## begin Data section
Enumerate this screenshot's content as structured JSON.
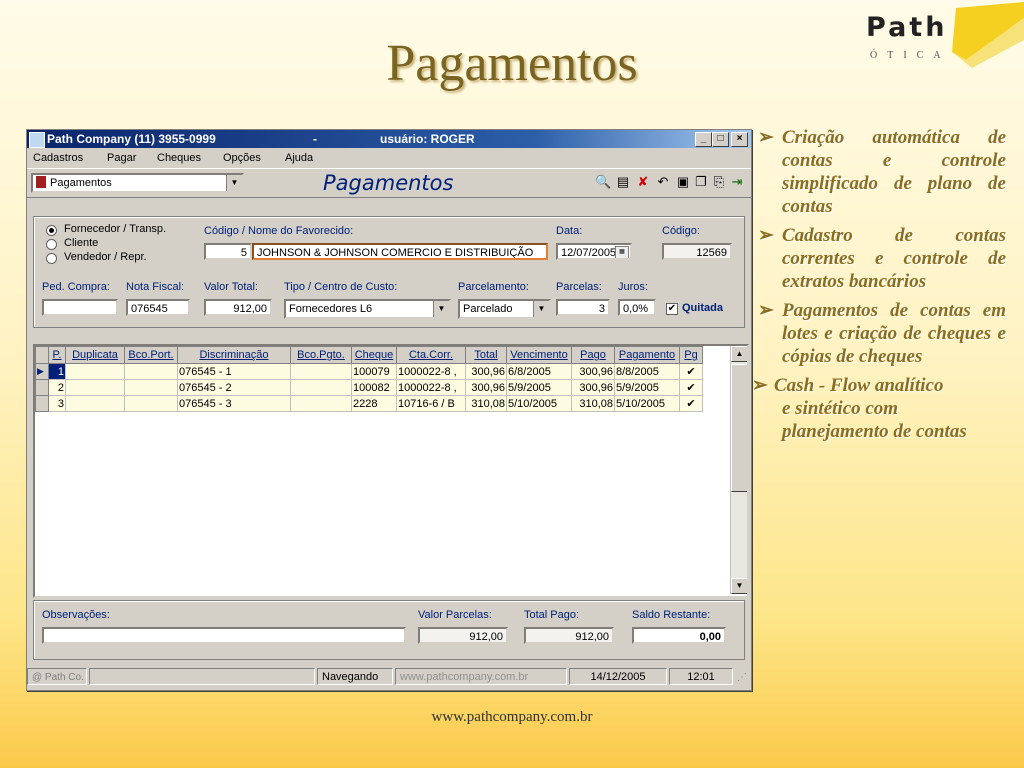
{
  "slide": {
    "title": "Pagamentos",
    "logo": {
      "name": "Path",
      "subtitle": "ÓTICA"
    },
    "footer_url": "www.pathcompany.com.br",
    "bullets": [
      "Criação automática de contas e controle simplificado de plano de contas",
      "Cadastro de contas correntes e controle de extratos bancários",
      "Pagamentos de contas em lotes e criação de cheques e cópias de cheques",
      "Cash - Flow analítico",
      "e sintético com planejamento de contas"
    ]
  },
  "window": {
    "title": "Path Company (11) 3955-0999",
    "title_sep": "-",
    "user": "usuário: ROGER",
    "controls": {
      "minimize": "_",
      "maximize": "□",
      "close": "×"
    },
    "menu": [
      "Cadastros",
      "Pagar",
      "Cheques",
      "Opções",
      "Ajuda"
    ],
    "module_select": "Pagamentos",
    "form_title": "Pagamentos",
    "toolbar_icons": [
      "preview-icon",
      "print-icon",
      "delete-icon",
      "undo-icon",
      "save-icon",
      "new-icon",
      "copy-icon",
      "exit-icon"
    ]
  },
  "form": {
    "favorecido_type": {
      "options": [
        "Fornecedor / Transp.",
        "Cliente",
        "Vendedor / Repr."
      ],
      "selected": 0
    },
    "codigo_nome_label": "Código   / Nome do Favorecido:",
    "codigo": "5",
    "nome": "JOHNSON & JOHNSON COMERCIO E DISTRIBUIÇÃO",
    "data_label": "Data:",
    "data": "12/07/2005",
    "codigo2_label": "Código:",
    "codigo2": "12569",
    "ped_compra_label": "Ped. Compra:",
    "ped_compra": "",
    "nota_fiscal_label": "Nota Fiscal:",
    "nota_fiscal": "076545",
    "valor_total_label": "Valor Total:",
    "valor_total": "912,00",
    "tipo_label": "Tipo / Centro de Custo:",
    "tipo": "Fornecedores L6",
    "parcelamento_label": "Parcelamento:",
    "parcelamento": "Parcelado",
    "parcelas_label": "Parcelas:",
    "parcelas": "3",
    "juros_label": "Juros:",
    "juros": "0,0%",
    "quitada_label": "Quitada",
    "quitada": true
  },
  "table": {
    "columns": [
      "P.",
      "Duplicata",
      "Bco.Port.",
      "Discriminação",
      "Bco.Pgto.",
      "Cheque",
      "Cta.Corr.",
      "Total",
      "Vencimento",
      "Pago",
      "Pagamento",
      "Pg"
    ],
    "rows": [
      [
        "1",
        "",
        "",
        "076545 - 1",
        "",
        "100079",
        "1000022-8 ,",
        "300,96",
        "6/8/2005",
        "300,96",
        "8/8/2005",
        "✔"
      ],
      [
        "2",
        "",
        "",
        "076545 - 2",
        "",
        "100082",
        "1000022-8 ,",
        "300,96",
        "5/9/2005",
        "300,96",
        "5/9/2005",
        "✔"
      ],
      [
        "3",
        "",
        "",
        "076545 - 3",
        "",
        "2228",
        "10716-6 / B",
        "310,08",
        "5/10/2005",
        "310,08",
        "5/10/2005",
        "✔"
      ]
    ]
  },
  "bottom": {
    "observacoes_label": "Observações:",
    "observacoes": "",
    "valor_parcelas_label": "Valor Parcelas:",
    "valor_parcelas": "912,00",
    "total_pago_label": "Total Pago:",
    "total_pago": "912,00",
    "saldo_label": "Saldo Restante:",
    "saldo": "0,00"
  },
  "status": {
    "copyright": "@ Path Co.",
    "mode": "Navegando",
    "url": "www.pathcompany.com.br",
    "date": "14/12/2005",
    "time": "12:01"
  }
}
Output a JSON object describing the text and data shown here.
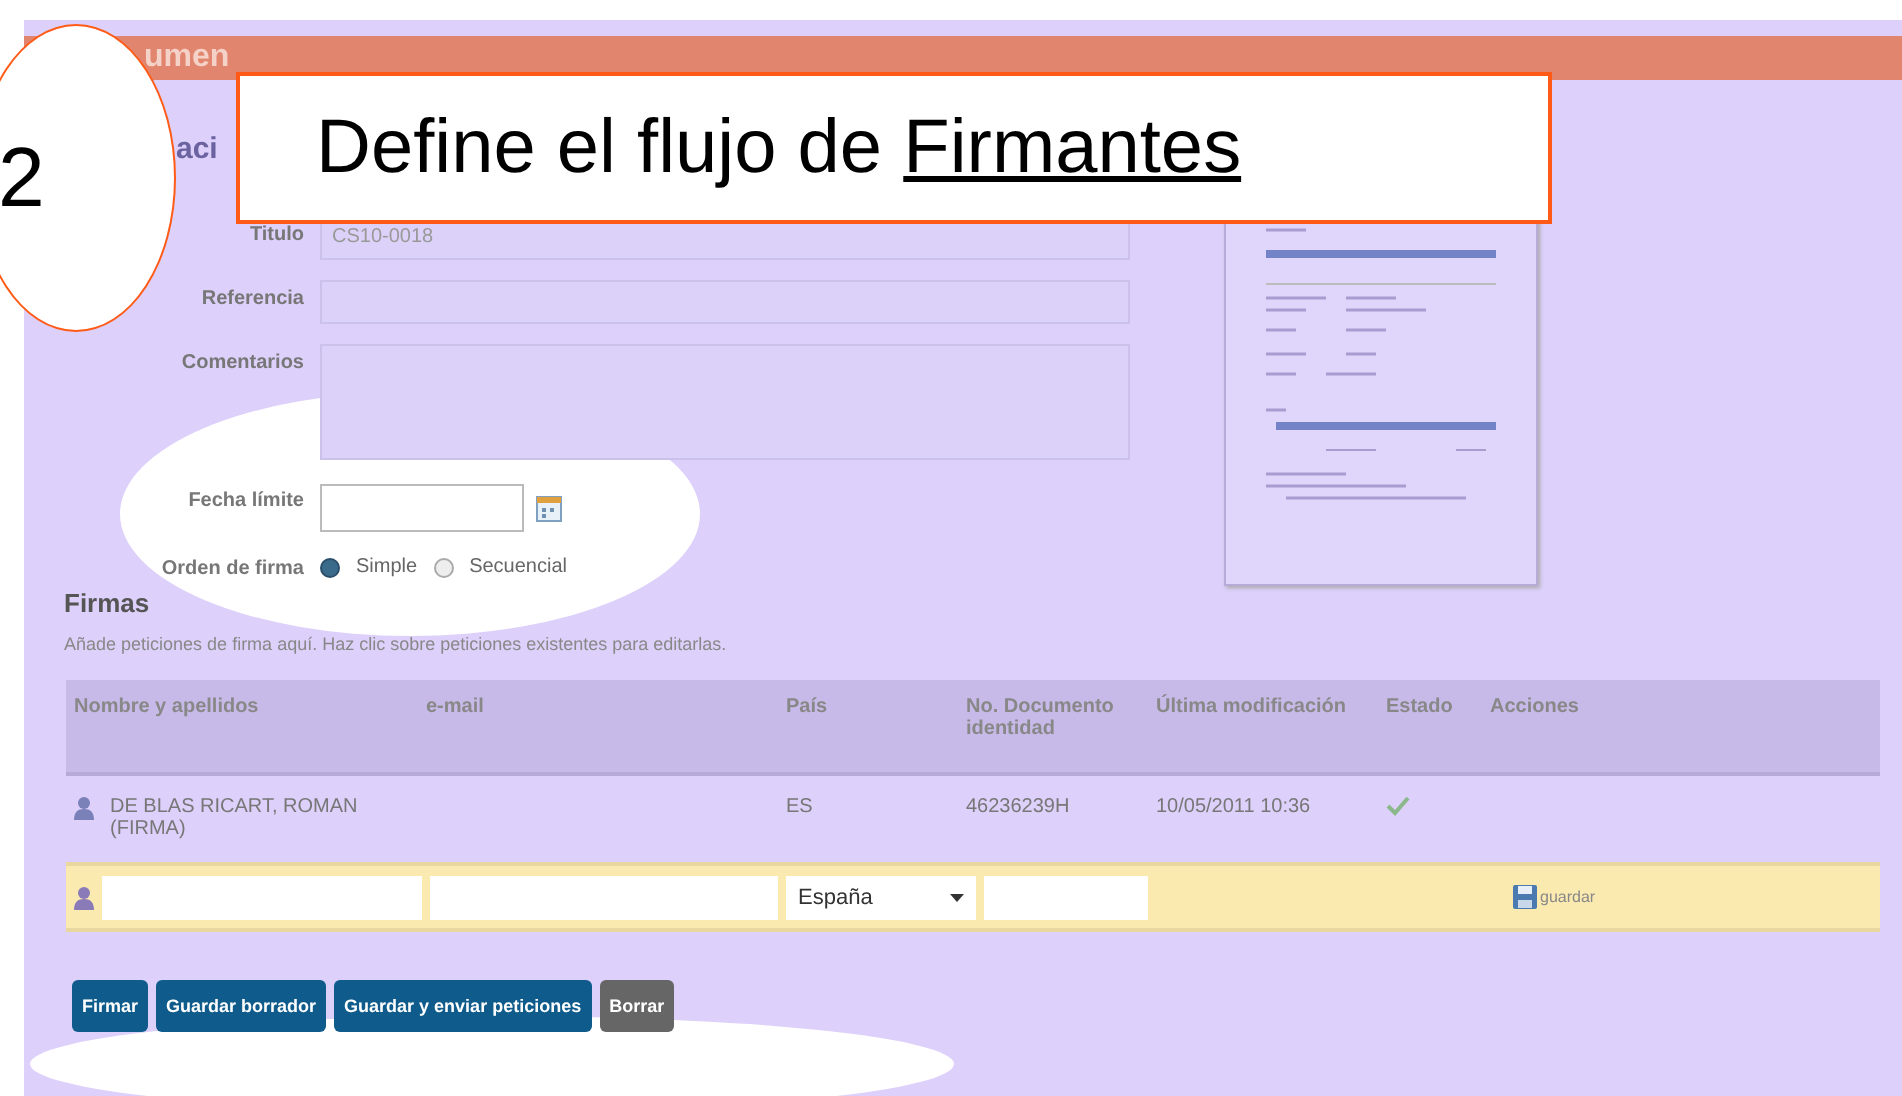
{
  "annotation": {
    "step": "2",
    "callout": {
      "text": "Define el flujo de ",
      "emphasis": "Firmantes"
    }
  },
  "header": {
    "title_fragment": "umen"
  },
  "section": {
    "title_fragment": "aci"
  },
  "form": {
    "fields": [
      {
        "label": "Titulo",
        "value": "CS10-0018",
        "kind": "text"
      },
      {
        "label": "Referencia",
        "kind": "text"
      },
      {
        "label": "Comentarios",
        "kind": "textarea"
      },
      {
        "label": "Fecha límite",
        "kind": "date"
      }
    ],
    "order": {
      "label": "Orden de firma",
      "options": [
        {
          "label": "Simple",
          "selected": true
        },
        {
          "label": "Secuencial",
          "selected": false
        }
      ]
    }
  },
  "signatures": {
    "title": "Firmas",
    "hint": "Añade peticiones de firma aquí. Haz clic sobre peticiones existentes para editarlas.",
    "columns": [
      "Nombre y apellidos",
      "e-mail",
      "País",
      "No. Documento identidad",
      "Última modificación",
      "Estado",
      "Acciones"
    ],
    "rows": [
      {
        "name": "DE BLAS RICART, ROMAN (FIRMA)",
        "country": "ES",
        "document": "46236239H",
        "modified": "10/05/2011 10:36",
        "signed": true
      }
    ],
    "new_row": {
      "country": "España",
      "action": "guardar"
    }
  },
  "buttons": [
    {
      "label": "Firmar",
      "kind": "primary"
    },
    {
      "label": "Guardar borrador",
      "kind": "primary"
    },
    {
      "label": "Guardar y enviar peticiones",
      "kind": "primary"
    },
    {
      "label": "Borrar",
      "kind": "secondary"
    }
  ]
}
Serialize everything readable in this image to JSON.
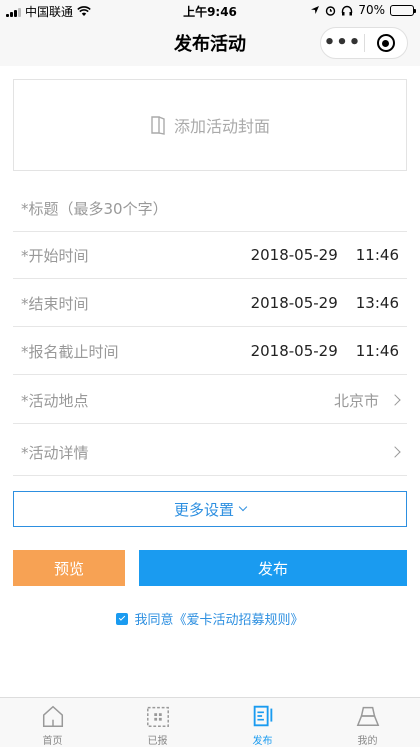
## end Data section
[Short exercise] Quote the material above exactly, from the line holding "Output a JSON" through its last line, including both. Omit the pictures.

[Task output]
Output a JSON object describing the text and data shown here.
{
  "annotation": {
    "step": "2",
    "callout": {
      "text": "Define el flujo de ",
      "emphasis": "Firmantes"
    }
  },
  "header": {
    "title_fragment": "umen"
  },
  "section": {
    "title_fragment": "aci"
  },
  "form": {
    "fields": [
      {
        "label": "Titulo",
        "value": "CS10-0018",
        "kind": "text"
      },
      {
        "label": "Referencia",
        "kind": "text"
      },
      {
        "label": "Comentarios",
        "kind": "textarea"
      },
      {
        "label": "Fecha límite",
        "kind": "date"
      }
    ],
    "order": {
      "label": "Orden de firma",
      "options": [
        {
          "label": "Simple",
          "selected": true
        },
        {
          "label": "Secuencial",
          "selected": false
        }
      ]
    }
  },
  "signatures": {
    "title": "Firmas",
    "hint": "Añade peticiones de firma aquí. Haz clic sobre peticiones existentes para editarlas.",
    "columns": [
      "Nombre y apellidos",
      "e-mail",
      "País",
      "No. Documento identidad",
      "Última modificación",
      "Estado",
      "Acciones"
    ],
    "rows": [
      {
        "name": "DE BLAS RICART, ROMAN (FIRMA)",
        "country": "ES",
        "document": "46236239H",
        "modified": "10/05/2011 10:36",
        "signed": true
      }
    ],
    "new_row": {
      "country": "España",
      "action": "guardar"
    }
  },
  "buttons": [
    {
      "label": "Firmar",
      "kind": "primary"
    },
    {
      "label": "Guardar borrador",
      "kind": "primary"
    },
    {
      "label": "Guardar y enviar peticiones",
      "kind": "primary"
    },
    {
      "label": "Borrar",
      "kind": "secondary"
    }
  ]
}
Serialize everything readable in this image to JSON.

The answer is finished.